**Records excerpted from a collection:**
** begin **

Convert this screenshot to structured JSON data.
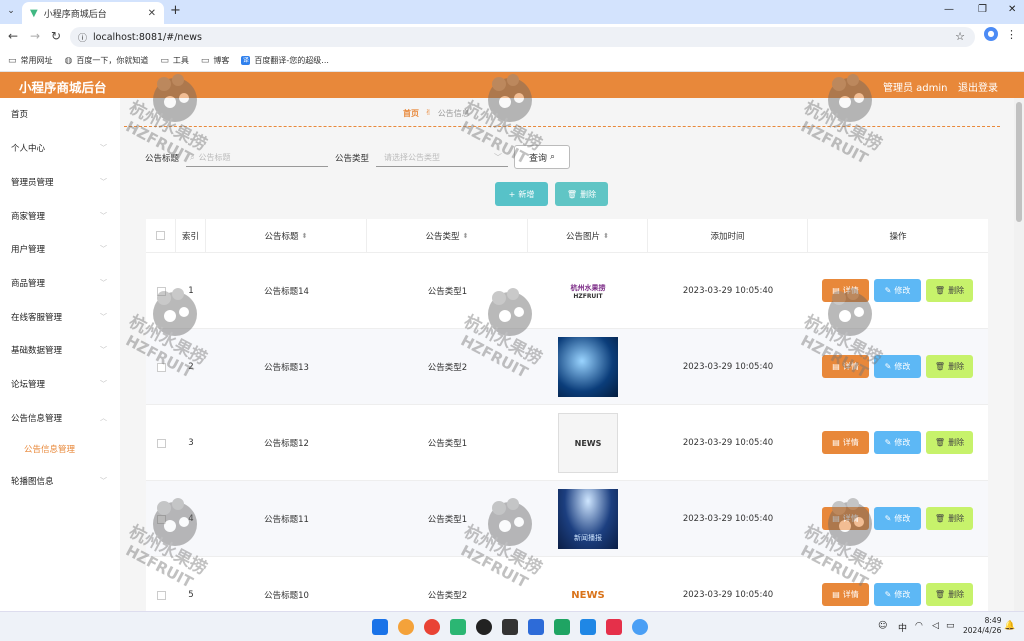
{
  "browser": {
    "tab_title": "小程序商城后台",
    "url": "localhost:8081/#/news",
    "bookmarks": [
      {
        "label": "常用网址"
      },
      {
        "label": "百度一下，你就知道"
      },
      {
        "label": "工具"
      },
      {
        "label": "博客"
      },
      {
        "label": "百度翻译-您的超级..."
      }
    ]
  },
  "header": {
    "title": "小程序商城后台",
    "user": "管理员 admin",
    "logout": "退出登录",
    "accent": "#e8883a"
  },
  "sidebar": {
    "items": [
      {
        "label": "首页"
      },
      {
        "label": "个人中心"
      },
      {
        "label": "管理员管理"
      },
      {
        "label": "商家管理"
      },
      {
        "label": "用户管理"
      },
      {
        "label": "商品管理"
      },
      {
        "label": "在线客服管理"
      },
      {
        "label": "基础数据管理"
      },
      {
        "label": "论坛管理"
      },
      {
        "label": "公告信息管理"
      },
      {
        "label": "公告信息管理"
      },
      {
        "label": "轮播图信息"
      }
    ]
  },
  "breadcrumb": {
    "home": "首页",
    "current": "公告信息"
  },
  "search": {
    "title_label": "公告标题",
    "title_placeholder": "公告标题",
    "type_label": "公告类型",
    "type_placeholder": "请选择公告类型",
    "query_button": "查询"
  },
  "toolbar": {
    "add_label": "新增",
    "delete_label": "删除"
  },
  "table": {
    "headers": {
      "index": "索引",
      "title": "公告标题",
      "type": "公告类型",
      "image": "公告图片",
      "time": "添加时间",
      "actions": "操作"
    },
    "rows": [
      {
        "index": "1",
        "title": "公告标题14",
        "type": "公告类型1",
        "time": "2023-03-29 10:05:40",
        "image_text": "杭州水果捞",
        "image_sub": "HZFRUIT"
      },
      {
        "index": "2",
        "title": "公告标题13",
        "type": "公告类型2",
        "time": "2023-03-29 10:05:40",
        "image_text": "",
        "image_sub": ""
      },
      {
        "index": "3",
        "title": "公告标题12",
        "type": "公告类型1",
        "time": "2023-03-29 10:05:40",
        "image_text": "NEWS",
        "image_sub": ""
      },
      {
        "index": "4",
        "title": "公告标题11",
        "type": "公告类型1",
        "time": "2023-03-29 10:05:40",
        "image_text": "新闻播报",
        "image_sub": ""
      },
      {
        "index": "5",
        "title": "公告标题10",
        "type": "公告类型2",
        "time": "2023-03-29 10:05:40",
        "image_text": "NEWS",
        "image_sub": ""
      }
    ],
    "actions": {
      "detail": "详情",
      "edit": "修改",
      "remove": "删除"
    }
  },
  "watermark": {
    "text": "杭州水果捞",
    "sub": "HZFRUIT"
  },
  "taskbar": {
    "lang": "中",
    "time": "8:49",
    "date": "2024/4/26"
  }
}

** end **

**TASK INSTRUCTIONS:** Omit every image. Quote each record exactly.

**SOLUTION TO THE EXERCISE:**
Convert this screenshot to structured JSON data.
{
  "browser": {
    "tab_title": "小程序商城后台",
    "url": "localhost:8081/#/news",
    "bookmarks": [
      {
        "label": "常用网址"
      },
      {
        "label": "百度一下，你就知道"
      },
      {
        "label": "工具"
      },
      {
        "label": "博客"
      },
      {
        "label": "百度翻译-您的超级..."
      }
    ]
  },
  "header": {
    "title": "小程序商城后台",
    "user": "管理员 admin",
    "logout": "退出登录",
    "accent": "#e8883a"
  },
  "sidebar": {
    "items": [
      {
        "label": "首页"
      },
      {
        "label": "个人中心"
      },
      {
        "label": "管理员管理"
      },
      {
        "label": "商家管理"
      },
      {
        "label": "用户管理"
      },
      {
        "label": "商品管理"
      },
      {
        "label": "在线客服管理"
      },
      {
        "label": "基础数据管理"
      },
      {
        "label": "论坛管理"
      },
      {
        "label": "公告信息管理"
      },
      {
        "label": "公告信息管理"
      },
      {
        "label": "轮播图信息"
      }
    ]
  },
  "breadcrumb": {
    "home": "首页",
    "current": "公告信息"
  },
  "search": {
    "title_label": "公告标题",
    "title_placeholder": "公告标题",
    "type_label": "公告类型",
    "type_placeholder": "请选择公告类型",
    "query_button": "查询"
  },
  "toolbar": {
    "add_label": "新增",
    "delete_label": "删除"
  },
  "table": {
    "headers": {
      "index": "索引",
      "title": "公告标题",
      "type": "公告类型",
      "image": "公告图片",
      "time": "添加时间",
      "actions": "操作"
    },
    "rows": [
      {
        "index": "1",
        "title": "公告标题14",
        "type": "公告类型1",
        "time": "2023-03-29 10:05:40",
        "image_text": "杭州水果捞",
        "image_sub": "HZFRUIT"
      },
      {
        "index": "2",
        "title": "公告标题13",
        "type": "公告类型2",
        "time": "2023-03-29 10:05:40",
        "image_text": "",
        "image_sub": ""
      },
      {
        "index": "3",
        "title": "公告标题12",
        "type": "公告类型1",
        "time": "2023-03-29 10:05:40",
        "image_text": "NEWS",
        "image_sub": ""
      },
      {
        "index": "4",
        "title": "公告标题11",
        "type": "公告类型1",
        "time": "2023-03-29 10:05:40",
        "image_text": "新闻播报",
        "image_sub": ""
      },
      {
        "index": "5",
        "title": "公告标题10",
        "type": "公告类型2",
        "time": "2023-03-29 10:05:40",
        "image_text": "NEWS",
        "image_sub": ""
      }
    ],
    "actions": {
      "detail": "详情",
      "edit": "修改",
      "remove": "删除"
    }
  },
  "watermark": {
    "text": "杭州水果捞",
    "sub": "HZFRUIT"
  },
  "taskbar": {
    "lang": "中",
    "time": "8:49",
    "date": "2024/4/26"
  }
}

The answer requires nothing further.